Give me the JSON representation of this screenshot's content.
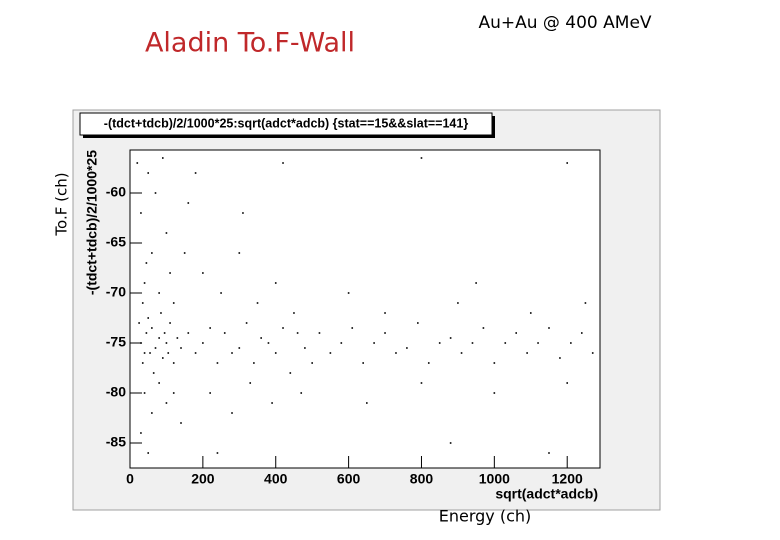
{
  "chart_data": {
    "type": "scatter",
    "title": "Aladin To.F-Wall",
    "subtitle": "Au+Au  @ 400 AMeV",
    "plot_title": "-(tdct+tdcb)/2/1000*25:sqrt(adct*adcb) {stat==15&&slat==141}",
    "x_axis_title": "sqrt(adct*adcb)",
    "y_axis_title": "-(tdct+tdcb)/2/1000*25",
    "xlabel": "Energy (ch)",
    "ylabel": "To.F (ch)",
    "color": "#000000",
    "xlim": [
      0,
      1290
    ],
    "ylim": [
      -87.5,
      -55.7
    ],
    "xticks": [
      0,
      200,
      400,
      600,
      800,
      1000,
      1200
    ],
    "yticks": [
      -85,
      -80,
      -75,
      -70,
      -65,
      -60
    ],
    "x": [
      30,
      45,
      55,
      60,
      70,
      80,
      90,
      100,
      110,
      120,
      35,
      50,
      65,
      85,
      95,
      105,
      130,
      140,
      25,
      40,
      30,
      50,
      60,
      40,
      80,
      100,
      20,
      110,
      70,
      150,
      90,
      120,
      45,
      160,
      35,
      40,
      60,
      80,
      100,
      30,
      50,
      120,
      140,
      160,
      180,
      200,
      220,
      240,
      260,
      280,
      300,
      320,
      340,
      360,
      380,
      400,
      420,
      440,
      460,
      480,
      500,
      200,
      250,
      300,
      350,
      400,
      450,
      220,
      280,
      330,
      390,
      470,
      240,
      310,
      180,
      420,
      520,
      550,
      580,
      610,
      640,
      670,
      700,
      730,
      760,
      790,
      820,
      850,
      880,
      910,
      940,
      970,
      1000,
      1030,
      1060,
      1090,
      1120,
      1150,
      1180,
      1210,
      1240,
      1270,
      600,
      700,
      800,
      900,
      1000,
      1100,
      1200,
      650,
      950,
      1250,
      1150,
      880,
      1200,
      800
    ],
    "values": [
      -75,
      -74,
      -76,
      -73.5,
      -75.5,
      -74.5,
      -76.5,
      -75,
      -73,
      -77,
      -77,
      -72.5,
      -78,
      -72,
      -74,
      -76,
      -74.5,
      -75.5,
      -73,
      -76,
      -62,
      -58,
      -66,
      -69,
      -70,
      -64,
      -57,
      -68,
      -60,
      -66,
      -56.5,
      -71,
      -67,
      -61,
      -71,
      -80,
      -82,
      -79,
      -81,
      -84,
      -86,
      -80,
      -83,
      -74,
      -76,
      -75,
      -73.5,
      -77,
      -74,
      -76,
      -75.5,
      -73,
      -77,
      -74.5,
      -75,
      -76,
      -73.5,
      -78,
      -74,
      -75.5,
      -77,
      -68,
      -70,
      -66,
      -71,
      -69,
      -72,
      -80,
      -82,
      -79,
      -81,
      -80,
      -86,
      -62,
      -58,
      -57,
      -74,
      -76,
      -75,
      -73.5,
      -77,
      -75,
      -74,
      -76,
      -75.5,
      -73,
      -77,
      -75,
      -74.5,
      -76,
      -75,
      -73.5,
      -77,
      -75,
      -74,
      -76,
      -75,
      -73.5,
      -76.5,
      -75,
      -74,
      -76,
      -70,
      -72,
      -79,
      -71,
      -80,
      -72,
      -79,
      -81,
      -69,
      -71,
      -86,
      -85,
      -57,
      -56.5
    ]
  }
}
____________
> **What is being asked**: Return the material word for word. Pictures are not part of the copy.

> **Result of this exercise**:
Give me the JSON representation of this screenshot's content.
{
  "chart_data": {
    "type": "scatter",
    "title": "Aladin To.F-Wall",
    "subtitle": "Au+Au  @ 400 AMeV",
    "plot_title": "-(tdct+tdcb)/2/1000*25:sqrt(adct*adcb) {stat==15&&slat==141}",
    "x_axis_title": "sqrt(adct*adcb)",
    "y_axis_title": "-(tdct+tdcb)/2/1000*25",
    "xlabel": "Energy (ch)",
    "ylabel": "To.F (ch)",
    "color": "#000000",
    "xlim": [
      0,
      1290
    ],
    "ylim": [
      -87.5,
      -55.7
    ],
    "xticks": [
      0,
      200,
      400,
      600,
      800,
      1000,
      1200
    ],
    "yticks": [
      -85,
      -80,
      -75,
      -70,
      -65,
      -60
    ],
    "x": [
      30,
      45,
      55,
      60,
      70,
      80,
      90,
      100,
      110,
      120,
      35,
      50,
      65,
      85,
      95,
      105,
      130,
      140,
      25,
      40,
      30,
      50,
      60,
      40,
      80,
      100,
      20,
      110,
      70,
      150,
      90,
      120,
      45,
      160,
      35,
      40,
      60,
      80,
      100,
      30,
      50,
      120,
      140,
      160,
      180,
      200,
      220,
      240,
      260,
      280,
      300,
      320,
      340,
      360,
      380,
      400,
      420,
      440,
      460,
      480,
      500,
      200,
      250,
      300,
      350,
      400,
      450,
      220,
      280,
      330,
      390,
      470,
      240,
      310,
      180,
      420,
      520,
      550,
      580,
      610,
      640,
      670,
      700,
      730,
      760,
      790,
      820,
      850,
      880,
      910,
      940,
      970,
      1000,
      1030,
      1060,
      1090,
      1120,
      1150,
      1180,
      1210,
      1240,
      1270,
      600,
      700,
      800,
      900,
      1000,
      1100,
      1200,
      650,
      950,
      1250,
      1150,
      880,
      1200,
      800
    ],
    "values": [
      -75,
      -74,
      -76,
      -73.5,
      -75.5,
      -74.5,
      -76.5,
      -75,
      -73,
      -77,
      -77,
      -72.5,
      -78,
      -72,
      -74,
      -76,
      -74.5,
      -75.5,
      -73,
      -76,
      -62,
      -58,
      -66,
      -69,
      -70,
      -64,
      -57,
      -68,
      -60,
      -66,
      -56.5,
      -71,
      -67,
      -61,
      -71,
      -80,
      -82,
      -79,
      -81,
      -84,
      -86,
      -80,
      -83,
      -74,
      -76,
      -75,
      -73.5,
      -77,
      -74,
      -76,
      -75.5,
      -73,
      -77,
      -74.5,
      -75,
      -76,
      -73.5,
      -78,
      -74,
      -75.5,
      -77,
      -68,
      -70,
      -66,
      -71,
      -69,
      -72,
      -80,
      -82,
      -79,
      -81,
      -80,
      -86,
      -62,
      -58,
      -57,
      -74,
      -76,
      -75,
      -73.5,
      -77,
      -75,
      -74,
      -76,
      -75.5,
      -73,
      -77,
      -75,
      -74.5,
      -76,
      -75,
      -73.5,
      -77,
      -75,
      -74,
      -76,
      -75,
      -73.5,
      -76.5,
      -75,
      -74,
      -76,
      -70,
      -72,
      -79,
      -71,
      -80,
      -72,
      -79,
      -81,
      -69,
      -71,
      -86,
      -85,
      -57,
      -56.5
    ]
  }
}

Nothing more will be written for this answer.